Write out every entry exactly as it appears.

------ DATA ROWS ------

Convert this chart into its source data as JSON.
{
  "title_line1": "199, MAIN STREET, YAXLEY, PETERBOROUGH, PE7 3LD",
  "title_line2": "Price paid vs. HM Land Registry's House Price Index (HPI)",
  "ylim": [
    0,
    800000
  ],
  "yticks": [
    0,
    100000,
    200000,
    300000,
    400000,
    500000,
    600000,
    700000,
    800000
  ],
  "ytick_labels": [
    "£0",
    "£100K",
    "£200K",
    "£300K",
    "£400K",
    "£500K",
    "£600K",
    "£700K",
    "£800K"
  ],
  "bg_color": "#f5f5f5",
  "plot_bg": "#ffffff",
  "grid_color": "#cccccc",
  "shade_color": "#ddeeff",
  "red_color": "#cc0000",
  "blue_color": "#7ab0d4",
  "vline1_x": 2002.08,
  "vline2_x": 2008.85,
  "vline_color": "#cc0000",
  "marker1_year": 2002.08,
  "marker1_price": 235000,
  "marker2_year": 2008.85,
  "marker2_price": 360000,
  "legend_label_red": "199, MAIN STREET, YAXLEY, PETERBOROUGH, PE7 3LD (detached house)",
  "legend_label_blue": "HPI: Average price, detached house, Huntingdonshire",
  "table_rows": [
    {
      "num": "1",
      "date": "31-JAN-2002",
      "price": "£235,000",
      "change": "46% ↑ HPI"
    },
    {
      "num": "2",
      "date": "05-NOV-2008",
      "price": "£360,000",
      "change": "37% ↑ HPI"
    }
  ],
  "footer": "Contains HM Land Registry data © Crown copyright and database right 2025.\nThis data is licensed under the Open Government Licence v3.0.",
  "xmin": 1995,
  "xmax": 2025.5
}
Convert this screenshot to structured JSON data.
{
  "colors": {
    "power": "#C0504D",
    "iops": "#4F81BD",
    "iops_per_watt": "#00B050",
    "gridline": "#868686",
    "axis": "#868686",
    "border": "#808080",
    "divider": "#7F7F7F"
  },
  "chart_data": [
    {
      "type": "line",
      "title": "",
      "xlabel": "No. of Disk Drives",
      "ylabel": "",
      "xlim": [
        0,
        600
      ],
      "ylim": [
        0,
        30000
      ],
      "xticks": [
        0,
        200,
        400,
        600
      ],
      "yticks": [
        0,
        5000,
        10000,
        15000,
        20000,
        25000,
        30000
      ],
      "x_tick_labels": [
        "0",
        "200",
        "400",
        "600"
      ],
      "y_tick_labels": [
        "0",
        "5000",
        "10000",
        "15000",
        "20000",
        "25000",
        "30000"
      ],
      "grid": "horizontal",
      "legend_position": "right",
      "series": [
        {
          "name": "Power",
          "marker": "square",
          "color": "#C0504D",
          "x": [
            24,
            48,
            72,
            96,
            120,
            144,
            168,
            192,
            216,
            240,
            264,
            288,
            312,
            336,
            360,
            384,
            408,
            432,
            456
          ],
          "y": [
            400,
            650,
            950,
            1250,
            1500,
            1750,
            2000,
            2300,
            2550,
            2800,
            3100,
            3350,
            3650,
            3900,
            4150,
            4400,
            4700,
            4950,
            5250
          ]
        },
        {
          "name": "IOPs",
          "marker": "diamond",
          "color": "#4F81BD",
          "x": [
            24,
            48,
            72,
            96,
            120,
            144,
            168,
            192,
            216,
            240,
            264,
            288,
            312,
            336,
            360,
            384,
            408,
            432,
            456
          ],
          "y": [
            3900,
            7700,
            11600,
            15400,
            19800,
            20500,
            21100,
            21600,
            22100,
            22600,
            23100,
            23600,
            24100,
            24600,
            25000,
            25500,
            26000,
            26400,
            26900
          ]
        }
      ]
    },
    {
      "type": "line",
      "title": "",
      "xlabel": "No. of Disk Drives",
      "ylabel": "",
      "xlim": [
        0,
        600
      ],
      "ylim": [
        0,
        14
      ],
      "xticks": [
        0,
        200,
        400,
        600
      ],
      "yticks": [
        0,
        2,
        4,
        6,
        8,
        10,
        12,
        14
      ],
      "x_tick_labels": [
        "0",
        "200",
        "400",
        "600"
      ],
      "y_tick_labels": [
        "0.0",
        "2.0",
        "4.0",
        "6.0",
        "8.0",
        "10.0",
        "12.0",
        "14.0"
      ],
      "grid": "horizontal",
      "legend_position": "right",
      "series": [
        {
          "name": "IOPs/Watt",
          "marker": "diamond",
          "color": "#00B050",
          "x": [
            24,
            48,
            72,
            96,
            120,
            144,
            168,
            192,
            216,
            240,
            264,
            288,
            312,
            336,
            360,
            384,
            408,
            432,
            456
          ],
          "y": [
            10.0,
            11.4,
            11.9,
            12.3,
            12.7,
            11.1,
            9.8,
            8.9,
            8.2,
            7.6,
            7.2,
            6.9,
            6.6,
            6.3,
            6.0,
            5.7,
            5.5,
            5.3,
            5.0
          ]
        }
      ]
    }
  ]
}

------

▸ THE REPLY
Convert this chart into its source data as JSON.
{
  "title_line1": "199, MAIN STREET, YAXLEY, PETERBOROUGH, PE7 3LD",
  "title_line2": "Price paid vs. HM Land Registry's House Price Index (HPI)",
  "ylim": [
    0,
    800000
  ],
  "yticks": [
    0,
    100000,
    200000,
    300000,
    400000,
    500000,
    600000,
    700000,
    800000
  ],
  "ytick_labels": [
    "£0",
    "£100K",
    "£200K",
    "£300K",
    "£400K",
    "£500K",
    "£600K",
    "£700K",
    "£800K"
  ],
  "bg_color": "#f5f5f5",
  "plot_bg": "#ffffff",
  "grid_color": "#cccccc",
  "shade_color": "#ddeeff",
  "red_color": "#cc0000",
  "blue_color": "#7ab0d4",
  "vline1_x": 2002.08,
  "vline2_x": 2008.85,
  "vline_color": "#cc0000",
  "marker1_year": 2002.08,
  "marker1_price": 235000,
  "marker2_year": 2008.85,
  "marker2_price": 360000,
  "legend_label_red": "199, MAIN STREET, YAXLEY, PETERBOROUGH, PE7 3LD (detached house)",
  "legend_label_blue": "HPI: Average price, detached house, Huntingdonshire",
  "table_rows": [
    {
      "num": "1",
      "date": "31-JAN-2002",
      "price": "£235,000",
      "change": "46% ↑ HPI"
    },
    {
      "num": "2",
      "date": "05-NOV-2008",
      "price": "£360,000",
      "change": "37% ↑ HPI"
    }
  ],
  "footer": "Contains HM Land Registry data © Crown copyright and database right 2025.\nThis data is licensed under the Open Government Licence v3.0.",
  "xmin": 1995,
  "xmax": 2025.5
}
Convert this screenshot to structured JSON data.
{
  "colors": {
    "power": "#C0504D",
    "iops": "#4F81BD",
    "iops_per_watt": "#00B050",
    "gridline": "#868686",
    "axis": "#868686",
    "border": "#808080",
    "divider": "#7F7F7F"
  },
  "chart_data": [
    {
      "type": "line",
      "title": "",
      "xlabel": "No. of Disk Drives",
      "ylabel": "",
      "xlim": [
        0,
        600
      ],
      "ylim": [
        0,
        30000
      ],
      "xticks": [
        0,
        200,
        400,
        600
      ],
      "yticks": [
        0,
        5000,
        10000,
        15000,
        20000,
        25000,
        30000
      ],
      "x_tick_labels": [
        "0",
        "200",
        "400",
        "600"
      ],
      "y_tick_labels": [
        "0",
        "5000",
        "10000",
        "15000",
        "20000",
        "25000",
        "30000"
      ],
      "grid": "horizontal",
      "legend_position": "right",
      "series": [
        {
          "name": "Power",
          "marker": "square",
          "color": "#C0504D",
          "x": [
            24,
            48,
            72,
            96,
            120,
            144,
            168,
            192,
            216,
            240,
            264,
            288,
            312,
            336,
            360,
            384,
            408,
            432,
            456
          ],
          "y": [
            400,
            650,
            950,
            1250,
            1500,
            1750,
            2000,
            2300,
            2550,
            2800,
            3100,
            3350,
            3650,
            3900,
            4150,
            4400,
            4700,
            4950,
            5250
          ]
        },
        {
          "name": "IOPs",
          "marker": "diamond",
          "color": "#4F81BD",
          "x": [
            24,
            48,
            72,
            96,
            120,
            144,
            168,
            192,
            216,
            240,
            264,
            288,
            312,
            336,
            360,
            384,
            408,
            432,
            456
          ],
          "y": [
            3900,
            7700,
            11600,
            15400,
            19800,
            20500,
            21100,
            21600,
            22100,
            22600,
            23100,
            23600,
            24100,
            24600,
            25000,
            25500,
            26000,
            26400,
            26900
          ]
        }
      ]
    },
    {
      "type": "line",
      "title": "",
      "xlabel": "No. of Disk Drives",
      "ylabel": "",
      "xlim": [
        0,
        600
      ],
      "ylim": [
        0,
        14
      ],
      "xticks": [
        0,
        200,
        400,
        600
      ],
      "yticks": [
        0,
        2,
        4,
        6,
        8,
        10,
        12,
        14
      ],
      "x_tick_labels": [
        "0",
        "200",
        "400",
        "600"
      ],
      "y_tick_labels": [
        "0.0",
        "2.0",
        "4.0",
        "6.0",
        "8.0",
        "10.0",
        "12.0",
        "14.0"
      ],
      "grid": "horizontal",
      "legend_position": "right",
      "series": [
        {
          "name": "IOPs/Watt",
          "marker": "diamond",
          "color": "#00B050",
          "x": [
            24,
            48,
            72,
            96,
            120,
            144,
            168,
            192,
            216,
            240,
            264,
            288,
            312,
            336,
            360,
            384,
            408,
            432,
            456
          ],
          "y": [
            10.0,
            11.4,
            11.9,
            12.3,
            12.7,
            11.1,
            9.8,
            8.9,
            8.2,
            7.6,
            7.2,
            6.9,
            6.6,
            6.3,
            6.0,
            5.7,
            5.5,
            5.3,
            5.0
          ]
        }
      ]
    }
  ]
}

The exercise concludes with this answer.